### EXERCISE DIRECTIONS
Rewrite the passage on LGBTQ+ health care disparities from "According to symposium" to "community do so.", putting "overall population" in place of "general population".

### DOCUMENT PASSAGE
==================================================

A 2021 Gallup Poll found that at least 7% of US adults identify as LGBTQ+, with the numbers trending sharply upward in younger age groups; roughly 10% of millennials (born between 1981 and 1996) and 21% of members of Generation Z (born between 1997 and 2003) are LGBTQ+.1 Nationally, 1.3 million adults identify as transgender, including 46,500 people in Ohio alone.2
Despite the growing population of LGBTQ+ community members, there often remains an adversarial relationship with health care providers. According to speaker Ty Stimpert, BSBA, manager of the LGBTQ+ Community Outreach and Patient Navigation Program at Cleveland Clinic Taussig Cancer Center, a 2010 Lambda Legal survey found that 56% of lesbian, gay, and bisexual individuals and 70% of transgender and gender-nonconforming people reported at least 1 of the following on the part of a provider: withheld medical care, refused to touch them, used harsh or abusive language, was physically rough, or blamed the patient for their health condition (such as having HIV infection).3
Other cultural and economic forces further marginalize the LGBTQ+ community. “Our community is more likely to be part of a racial or an ethnic minority in addition to LGBTQ+, more likely to live in poverty, and generally less likely to have social support when compared [with] cisgender and heterosexual peers, which means the intersectionality of these identities, unfortunately, will lead to more disparities in health care and in cancer [care],” Stimpert said.
According to symposium speaker NFN Scout, PhD, MA, executive director of the National LGBT Cancer Network in Providence, Rhoad Island; and vice president of Social Justice in Beverly Hills, California; whereas 24% of the general population identify as members of racial and ethnic minority groups, 42% of the LGBTQ+ community do so.

==================================================

### SUPPLIED MATERIAL
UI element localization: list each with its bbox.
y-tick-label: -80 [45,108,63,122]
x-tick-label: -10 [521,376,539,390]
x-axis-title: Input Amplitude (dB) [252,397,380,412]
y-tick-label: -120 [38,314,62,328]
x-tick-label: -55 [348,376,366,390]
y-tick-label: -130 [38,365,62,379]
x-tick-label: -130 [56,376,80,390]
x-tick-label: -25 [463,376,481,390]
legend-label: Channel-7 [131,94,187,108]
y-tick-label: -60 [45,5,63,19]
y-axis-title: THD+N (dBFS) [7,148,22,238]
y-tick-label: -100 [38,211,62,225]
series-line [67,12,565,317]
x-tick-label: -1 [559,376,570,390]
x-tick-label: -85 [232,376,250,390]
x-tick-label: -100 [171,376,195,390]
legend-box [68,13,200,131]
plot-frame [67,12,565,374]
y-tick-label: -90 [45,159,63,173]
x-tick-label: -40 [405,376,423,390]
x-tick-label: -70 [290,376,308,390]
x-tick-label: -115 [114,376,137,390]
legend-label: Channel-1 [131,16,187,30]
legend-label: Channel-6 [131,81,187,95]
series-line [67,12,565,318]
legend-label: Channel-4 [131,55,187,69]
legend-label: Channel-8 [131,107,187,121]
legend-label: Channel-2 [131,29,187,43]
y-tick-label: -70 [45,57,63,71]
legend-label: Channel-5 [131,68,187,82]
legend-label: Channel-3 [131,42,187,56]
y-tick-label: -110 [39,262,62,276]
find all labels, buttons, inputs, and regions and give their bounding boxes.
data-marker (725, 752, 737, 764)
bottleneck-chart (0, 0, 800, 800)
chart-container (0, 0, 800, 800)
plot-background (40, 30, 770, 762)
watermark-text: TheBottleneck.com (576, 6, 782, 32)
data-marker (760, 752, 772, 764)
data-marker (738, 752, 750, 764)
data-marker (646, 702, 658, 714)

==================================================

### EXERCISE SOLUTION
According to symposium speaker NFN Scout, PhD, MA, executive director of the National LGBT Cancer Network in Providence, Rhoad Island; and vice president of Social Justice in Beverly Hills, California; whereas 24% of the overall population identify as members of racial and ethnic minority groups, 42% of the LGBTQ+ community do so.